* [TASK DETAILS]: Tell how many lines in the data below hold the string "Sack"; give nothing but the number.
[Begin WORKING DATA]
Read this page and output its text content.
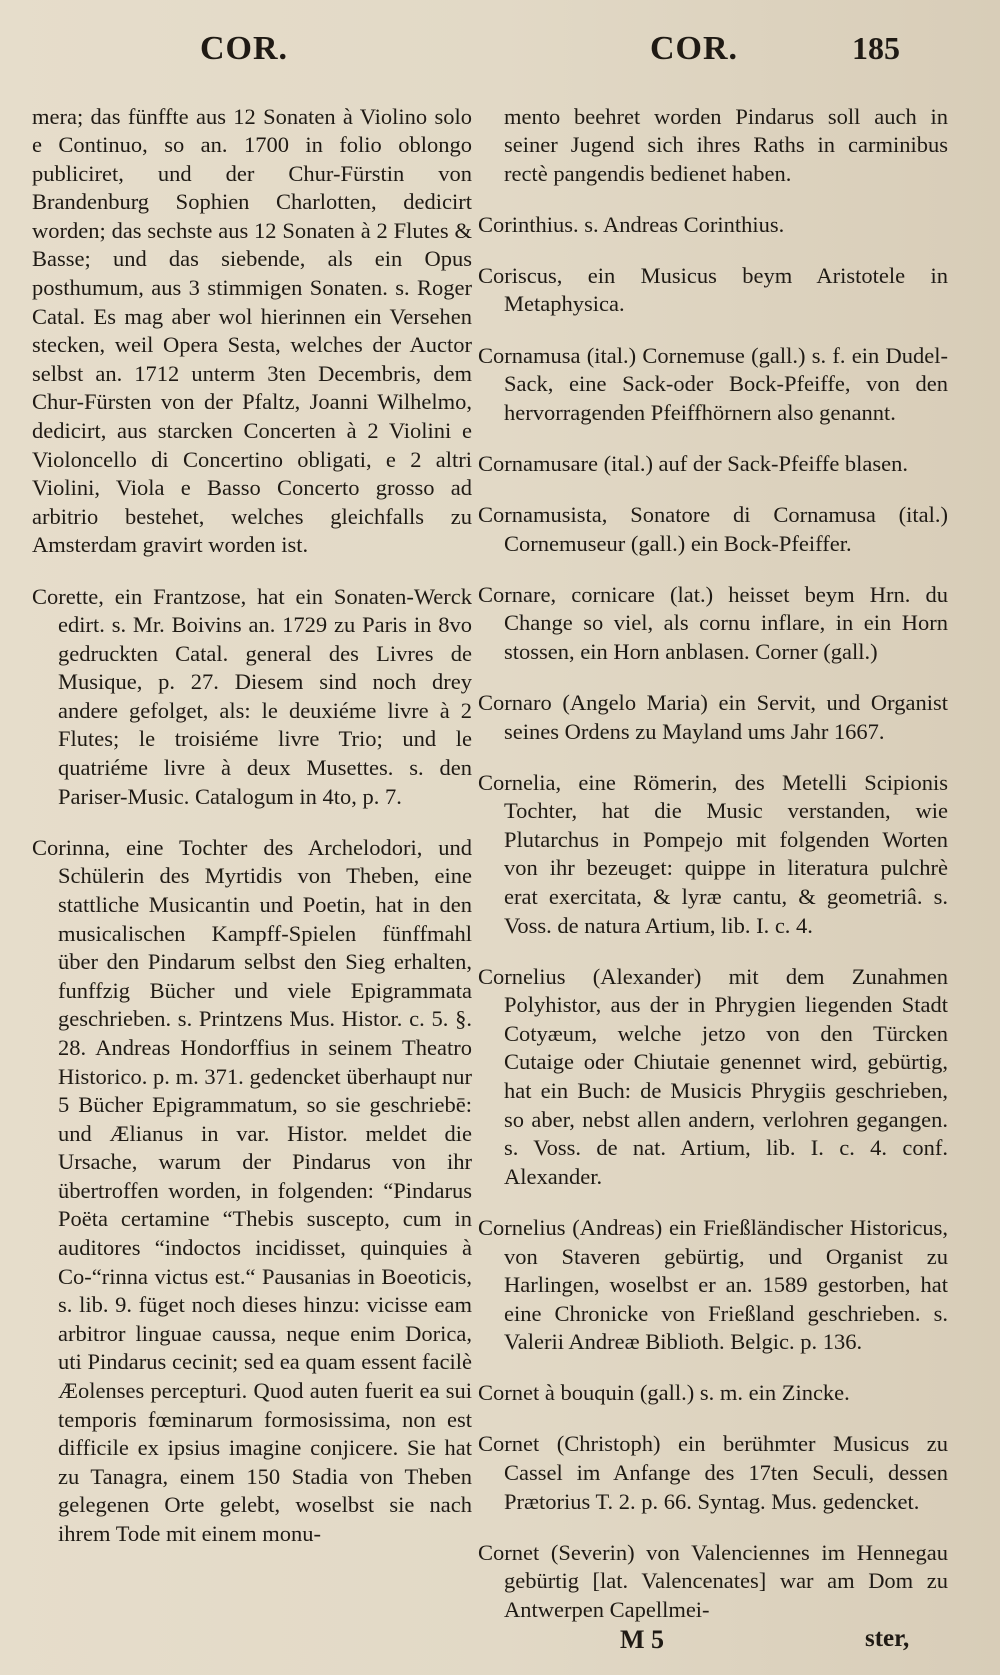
COR.	COR.	185

mera; das fünffte aus 12 Sonaten à Violino solo e Continuo, so an. 1700 in folio oblongo publiciret, und der Chur-Fürstin von Brandenburg Sophien Charlotten, dedicirt worden; das sechste aus 12 Sonaten à 2 Flutes & Basse; und das siebende, als ein Opus posthumum, aus 3 stimmigen Sonaten. s. Roger Catal. Es mag aber wol hierinnen ein Versehen stecken, weil Opera Sesta, welches der Auctor selbst an. 1712 unterm 3ten Decembris, dem Chur-Fürsten von der Pfaltz, Joanni Wilhelmo, dedicirt, aus starcken Concerten à 2 Violini e Violoncello di Concertino obligati, e 2 altri Violini, Viola e Basso Concerto grosso ad arbitrio bestehet, welches gleichfalls zu Amsterdam gravirt worden ist.

Corette, ein Frantzose, hat ein Sonaten-Werck edirt. s. Mr. Boivins an. 1729 zu Paris in 8vo gedruckten Catal. general des Livres de Musique, p. 27. Diesem sind noch drey andere gefolget, als: le deuxiéme livre à 2 Flutes; le troisiéme livre Trio; und le quatriéme livre à deux Musettes. s. den Pariser-Music. Catalogum in 4to, p. 7.

Corinna, eine Tochter des Archelodori, und Schülerin des Myrtidis von Theben, eine stattliche Musicantin und Poetin, hat in den musicalischen Kampff-Spielen fünffmahl über den Pindarum selbst den Sieg erhalten, funffzig Bücher und viele Epigrammata geschrieben. s. Printzens Mus. Histor. c. 5. §. 28. Andreas Hondorffius in seinem Theatro Historico. p. m. 371. gedencket überhaupt nur 5 Bücher Epigrammatum, so sie geschriebē: und Ælianus in var. Histor. meldet die Ursache, warum der Pindarus von ihr übertroffen worden, in folgenden: “Pindarus Poëta certamine “Thebis suscepto, cum in auditores “indoctos incidisset, quinquies à Co-“rinna victus est.“ Pausanias in Boeoticis, s. lib. 9. füget noch dieses hinzu: vicisse eam arbitror linguae caussa, neque enim Dorica, uti Pindarus cecinit; sed ea quam essent facilè Æolenses percepturi. Quod auten fuerit ea sui temporis fœminarum formosissima, non est difficile ex ipsius imagine conjicere. Sie hat zu Tanagra, einem 150 Stadia von Theben gelegenen Orte gelebt, woselbst sie nach ihrem Tode mit einem monu-

mento beehret worden Pindarus soll auch in seiner Jugend sich ihres Raths in carminibus rectè pangendis bedienet haben.

Corinthius. s. Andreas Corinthius.

Coriscus, ein Musicus beym Aristotele in Metaphysica.

Cornamusa (ital.) Cornemuse (gall.) s. f. ein Dudel-Sack, eine Sack-oder Bock-Pfeiffe, von den hervorragenden Pfeiffhörnern also genannt.

Cornamusare (ital.) auf der Sack-Pfeiffe blasen.

Cornamusista, Sonatore di Cornamusa (ital.) Cornemuseur (gall.) ein Bock-Pfeiffer.

Cornare, cornicare (lat.) heisset beym Hrn. du Change so viel, als cornu inflare, in ein Horn stossen, ein Horn anblasen. Corner (gall.)

Cornaro (Angelo Maria) ein Servit, und Organist seines Ordens zu Mayland ums Jahr 1667.

Cornelia, eine Römerin, des Metelli Scipionis Tochter, hat die Music verstanden, wie Plutarchus in Pompejo mit folgenden Worten von ihr bezeuget: quippe in literatura pulchrè erat exercitata, & lyræ cantu, & geometriâ. s. Voss. de natura Artium, lib. I. c. 4.

Cornelius (Alexander) mit dem Zunahmen Polyhistor, aus der in Phrygien liegenden Stadt Cotyæum, welche jetzo von den Türcken Cutaige oder Chiutaie genennet wird, gebürtig, hat ein Buch: de Musicis Phrygiis geschrieben, so aber, nebst allen andern, verlohren gegangen. s. Voss. de nat. Artium, lib. I. c. 4. conf. Alexander.

Cornelius (Andreas) ein Frießländischer Historicus, von Staveren gebürtig, und Organist zu Harlingen, woselbst er an. 1589 gestorben, hat eine Chronicke von Frießland geschrieben. s. Valerii Andreæ Biblioth. Belgic. p. 136.

Cornet à bouquin (gall.) s. m. ein Zincke.

Cornet (Christoph) ein berühmter Musicus zu Cassel im Anfange des 17ten Seculi, dessen Prætorius T. 2. p. 66. Syntag. Mus. gedencket.

Cornet (Severin) von Valenciennes im Hennegau gebürtig [lat. Valencenates] war am Dom zu Antwerpen Capellmei-

M 5	ster,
[End WORKING DATA]
* [EXERCISE RESPONSE]: 2